GIVEN RECORDS:

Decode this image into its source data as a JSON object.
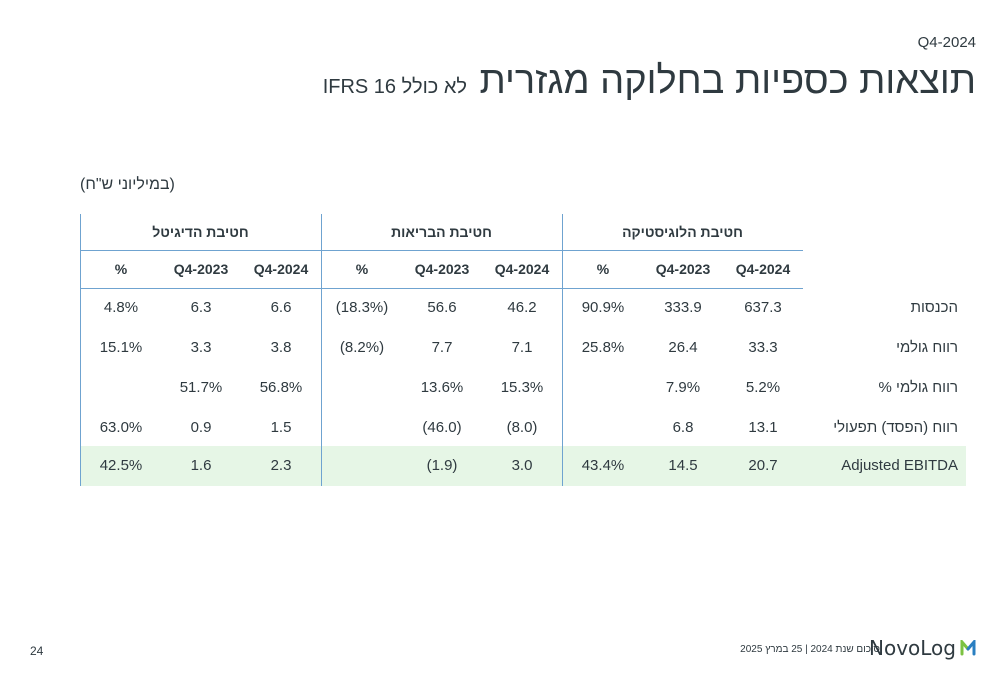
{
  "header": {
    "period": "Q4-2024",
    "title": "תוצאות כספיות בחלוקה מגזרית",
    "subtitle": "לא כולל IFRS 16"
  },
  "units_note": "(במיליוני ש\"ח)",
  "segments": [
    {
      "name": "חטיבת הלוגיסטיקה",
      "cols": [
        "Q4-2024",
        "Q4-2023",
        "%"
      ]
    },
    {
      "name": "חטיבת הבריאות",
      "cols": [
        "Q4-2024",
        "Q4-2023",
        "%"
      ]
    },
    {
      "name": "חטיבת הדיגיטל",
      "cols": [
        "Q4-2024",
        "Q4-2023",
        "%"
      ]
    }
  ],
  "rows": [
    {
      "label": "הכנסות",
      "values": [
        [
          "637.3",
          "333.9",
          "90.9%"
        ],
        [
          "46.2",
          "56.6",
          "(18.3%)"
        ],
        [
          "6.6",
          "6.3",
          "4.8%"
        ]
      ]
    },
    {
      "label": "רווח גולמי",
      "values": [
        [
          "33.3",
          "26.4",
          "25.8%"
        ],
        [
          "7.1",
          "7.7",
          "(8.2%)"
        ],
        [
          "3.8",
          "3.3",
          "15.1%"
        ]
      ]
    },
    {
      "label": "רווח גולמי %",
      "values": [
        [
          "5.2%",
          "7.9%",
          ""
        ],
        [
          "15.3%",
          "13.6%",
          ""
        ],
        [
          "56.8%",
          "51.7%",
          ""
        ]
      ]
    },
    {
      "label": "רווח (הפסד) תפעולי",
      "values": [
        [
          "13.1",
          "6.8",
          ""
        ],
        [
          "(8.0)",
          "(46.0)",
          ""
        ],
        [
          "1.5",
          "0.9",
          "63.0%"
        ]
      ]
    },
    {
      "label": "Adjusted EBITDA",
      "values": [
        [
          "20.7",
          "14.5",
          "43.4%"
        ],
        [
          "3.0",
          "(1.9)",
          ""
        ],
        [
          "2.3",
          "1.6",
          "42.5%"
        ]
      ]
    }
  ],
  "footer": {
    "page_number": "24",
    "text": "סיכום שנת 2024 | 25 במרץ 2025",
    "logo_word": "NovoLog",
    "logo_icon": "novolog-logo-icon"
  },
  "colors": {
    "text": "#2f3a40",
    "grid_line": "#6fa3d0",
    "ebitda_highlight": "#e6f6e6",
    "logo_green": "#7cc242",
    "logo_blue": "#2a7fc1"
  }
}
---
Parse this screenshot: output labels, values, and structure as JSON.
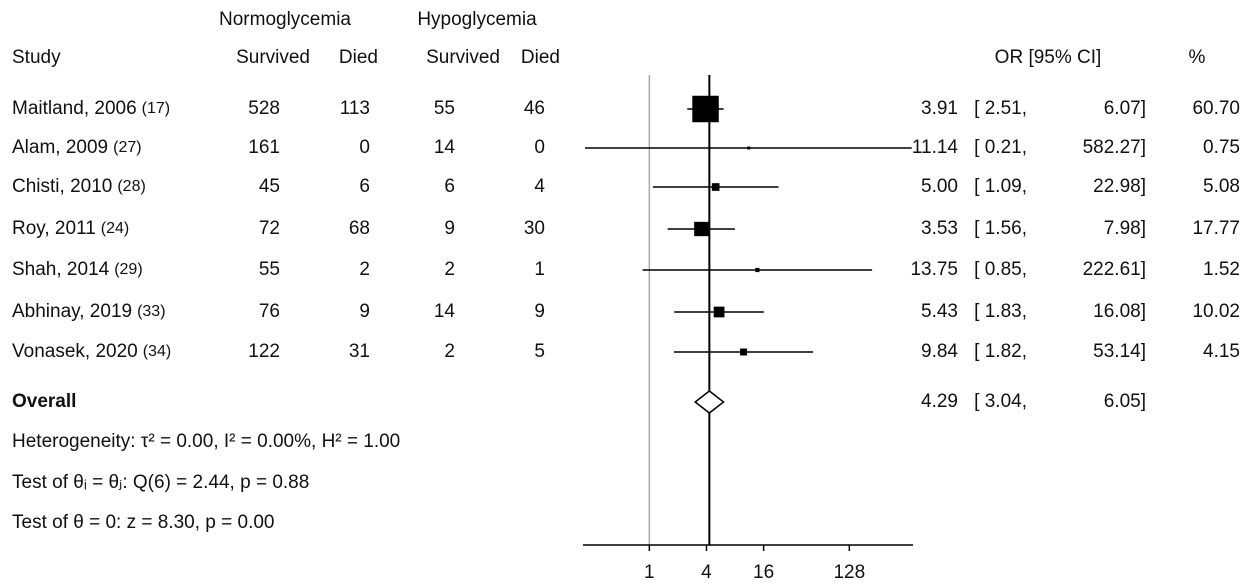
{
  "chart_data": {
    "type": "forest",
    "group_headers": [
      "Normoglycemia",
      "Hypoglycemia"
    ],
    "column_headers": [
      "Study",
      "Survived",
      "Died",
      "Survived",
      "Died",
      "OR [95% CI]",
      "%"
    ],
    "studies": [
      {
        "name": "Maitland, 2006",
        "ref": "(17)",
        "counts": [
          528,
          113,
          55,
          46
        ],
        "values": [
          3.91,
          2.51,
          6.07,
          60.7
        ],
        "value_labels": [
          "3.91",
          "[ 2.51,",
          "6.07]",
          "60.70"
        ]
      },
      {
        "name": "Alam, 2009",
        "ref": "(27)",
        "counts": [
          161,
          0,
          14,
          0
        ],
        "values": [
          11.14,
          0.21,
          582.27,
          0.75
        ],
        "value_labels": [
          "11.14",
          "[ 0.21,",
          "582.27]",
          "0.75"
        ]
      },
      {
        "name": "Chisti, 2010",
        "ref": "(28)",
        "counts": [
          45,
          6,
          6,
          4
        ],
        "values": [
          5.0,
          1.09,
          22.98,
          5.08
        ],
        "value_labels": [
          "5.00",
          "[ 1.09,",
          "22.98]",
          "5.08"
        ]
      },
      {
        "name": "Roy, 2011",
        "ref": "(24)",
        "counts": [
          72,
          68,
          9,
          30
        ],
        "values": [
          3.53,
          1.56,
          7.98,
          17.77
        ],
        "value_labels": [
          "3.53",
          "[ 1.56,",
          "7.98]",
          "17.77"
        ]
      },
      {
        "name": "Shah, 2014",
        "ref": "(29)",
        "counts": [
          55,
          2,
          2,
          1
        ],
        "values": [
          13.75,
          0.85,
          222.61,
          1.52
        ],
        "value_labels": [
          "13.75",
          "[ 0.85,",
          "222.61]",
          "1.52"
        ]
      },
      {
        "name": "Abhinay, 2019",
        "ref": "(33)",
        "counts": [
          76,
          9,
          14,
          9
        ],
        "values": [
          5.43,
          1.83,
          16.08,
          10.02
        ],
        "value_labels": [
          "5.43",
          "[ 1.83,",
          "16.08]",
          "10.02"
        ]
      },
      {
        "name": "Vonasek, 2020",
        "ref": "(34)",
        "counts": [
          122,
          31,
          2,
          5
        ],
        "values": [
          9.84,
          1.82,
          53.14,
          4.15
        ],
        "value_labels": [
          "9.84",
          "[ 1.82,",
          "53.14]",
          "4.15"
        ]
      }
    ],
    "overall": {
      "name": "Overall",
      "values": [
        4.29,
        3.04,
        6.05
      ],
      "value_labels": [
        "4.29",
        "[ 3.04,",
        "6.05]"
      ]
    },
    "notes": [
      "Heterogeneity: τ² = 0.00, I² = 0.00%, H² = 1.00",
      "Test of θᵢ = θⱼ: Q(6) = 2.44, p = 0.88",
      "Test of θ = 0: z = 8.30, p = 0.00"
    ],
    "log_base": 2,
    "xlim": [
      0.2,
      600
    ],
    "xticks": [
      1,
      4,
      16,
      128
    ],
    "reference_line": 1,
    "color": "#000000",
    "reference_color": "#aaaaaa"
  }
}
* * *
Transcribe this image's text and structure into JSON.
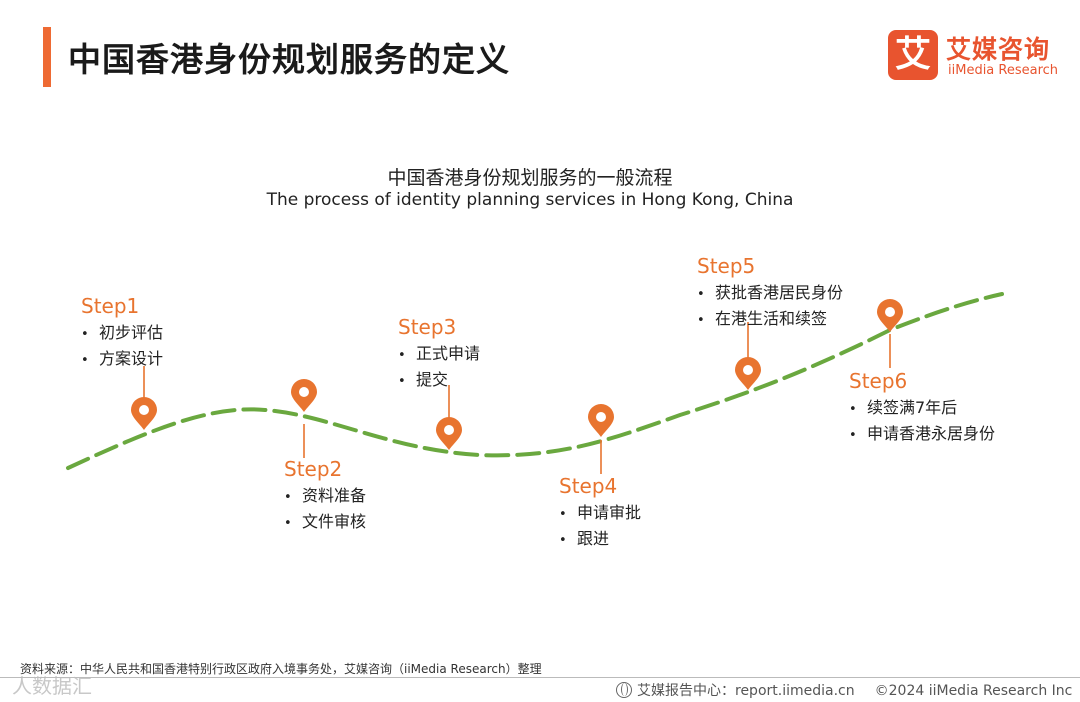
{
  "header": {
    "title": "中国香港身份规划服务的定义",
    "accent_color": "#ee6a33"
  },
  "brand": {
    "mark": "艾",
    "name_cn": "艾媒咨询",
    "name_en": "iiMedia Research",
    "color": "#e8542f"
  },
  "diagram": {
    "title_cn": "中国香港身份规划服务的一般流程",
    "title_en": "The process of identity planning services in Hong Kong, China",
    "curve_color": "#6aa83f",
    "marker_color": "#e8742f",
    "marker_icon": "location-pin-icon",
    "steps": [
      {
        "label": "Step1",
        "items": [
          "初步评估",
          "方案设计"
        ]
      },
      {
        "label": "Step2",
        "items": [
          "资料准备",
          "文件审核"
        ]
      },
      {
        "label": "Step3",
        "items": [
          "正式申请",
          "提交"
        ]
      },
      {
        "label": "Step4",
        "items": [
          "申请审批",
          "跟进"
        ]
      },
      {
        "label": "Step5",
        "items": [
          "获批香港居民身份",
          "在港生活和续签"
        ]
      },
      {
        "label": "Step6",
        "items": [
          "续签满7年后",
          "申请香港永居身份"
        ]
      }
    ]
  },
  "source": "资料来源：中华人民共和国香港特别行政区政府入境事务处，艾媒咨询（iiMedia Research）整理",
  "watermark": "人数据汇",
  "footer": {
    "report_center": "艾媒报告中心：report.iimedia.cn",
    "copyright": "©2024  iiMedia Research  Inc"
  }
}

STATED EXERCISE: Go through the records. Copy each line where "image" appears.

EXERCISE RESPONSE:
Decode this image into its source data as a JSON object.
Transcribe this image's text and structure into JSON.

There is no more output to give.